* **ZADANIE DO WYKONANIA**
Powtórz bez zmian fragment tekstu o dotacjach z KPO od „Szefowa resortu funduszy” do „to obietnica zrealizowana.”.

* **STRONA**
────────

Szefowa resortu funduszy i polityki regionalnej Katarzyna Pełczyńska-Nałęcz powinna bać się o swoje stanowisko – wynika z informacji Onetu. To pokłosie burzy wokół dotacji przyznanych z Krajowego Planu Odbudowy w branży hotelarsko-gastronomicznej. Szef rządu w trakcie dzisiejszej konferencji prasowej zasugerował, że rozważa dymisje w związku z tą historią.
Burza wokół dotacji dla branży hotelowo-gastronomicznej wybuchła rządowi jak przypadkowo odbezpieczony granat. Uderzenie jest mocne, bo odblokowanie KPO było jedną z pierwszych obietnic koalicji 15 października, gdy ta przejmowała władzę. I była to obietnica zrealizowana.
Komisja Europejska uwolniła środki dla Polski, mimo iż nasze ustawodawstwo w zakresie wymiaru sprawiedliwości nie zmieniło się nawet o jotę. Bruksela wzięła za dobrą monetę obietnicę, pomijając fakt, że nad Wisłą skończą się praktyki zmierzające do ograniczenia niezawisłości sędziów.
To, co w piątek wydawało się tylko nieporadną wrzutką PR, w weekend urosło do rozmiarów kryzysu. Mapa beneficjentów brażny HoReCa z rządowej strony KPO — z projektami od jachtów, przez sauny i meble, aż po wirtualne strzelnice — znikła z oficjalnej strony internetowej ministerstwa na długie godziny, ale w sieci żyła już własnym życiem. To wystarczyło, by wywołać wrażenie, że państwo finansuje „luksusową dywersyfikację”.
„Tusk ma ją teraz na widelcu”

────────

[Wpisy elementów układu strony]
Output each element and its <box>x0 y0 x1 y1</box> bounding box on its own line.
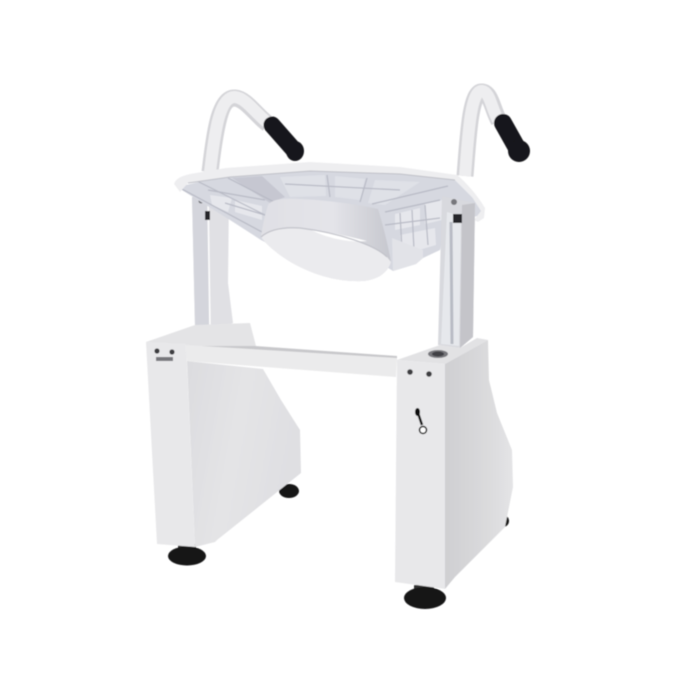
front foot right <box>404 585 446 609</box>
front foot left <box>168 544 206 566</box>
rear foot left <box>279 484 299 498</box>
centre bowl ring <box>261 199 391 281</box>
key and ring <box>415 408 426 434</box>
left base front face <box>146 342 195 547</box>
crossbar <box>185 345 397 377</box>
ring opening <box>309 229 367 241</box>
left base top <box>146 323 256 346</box>
ring inner band <box>261 228 391 281</box>
right grip <box>503 123 530 162</box>
left upright post <box>192 197 233 331</box>
right handrail <box>465 91 530 176</box>
right base top <box>397 338 488 364</box>
left handrail <box>210 97 304 172</box>
rear foot right <box>497 515 509 527</box>
left base side panel <box>187 361 301 547</box>
right base front face <box>395 360 445 589</box>
right base side panel <box>445 340 513 589</box>
seat underside with ribs <box>177 170 483 271</box>
left grip <box>272 125 304 161</box>
right upright post <box>438 196 475 348</box>
seat top rim <box>174 162 485 222</box>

────────

* **WYNIK ĆWICZENIA**
Szefowa resortu funduszy i polityki regionalnej Katarzyna Pełczyńska-Nałęcz powinna bać się o swoje stanowisko – wynika z informacji Onetu. To pokłosie burzy wokół dotacji przyznanych z Krajowego Planu Odbudowy w branży hotelarsko-gastronomicznej. Szef rządu w trakcie dzisiejszej konferencji prasowej zasugerował, że rozważa dymisje w związku z tą historią.
Burza wokół dotacji dla branży hotelowo-gastronomicznej wybuchła rządowi jak przypadkowo odbezpieczony granat. Uderzenie jest mocne, bo odblokowanie KPO było jedną z pierwszych obietnic koalicji 15 października, gdy ta przejmowała władzę. I była to obietnica zrealizowana.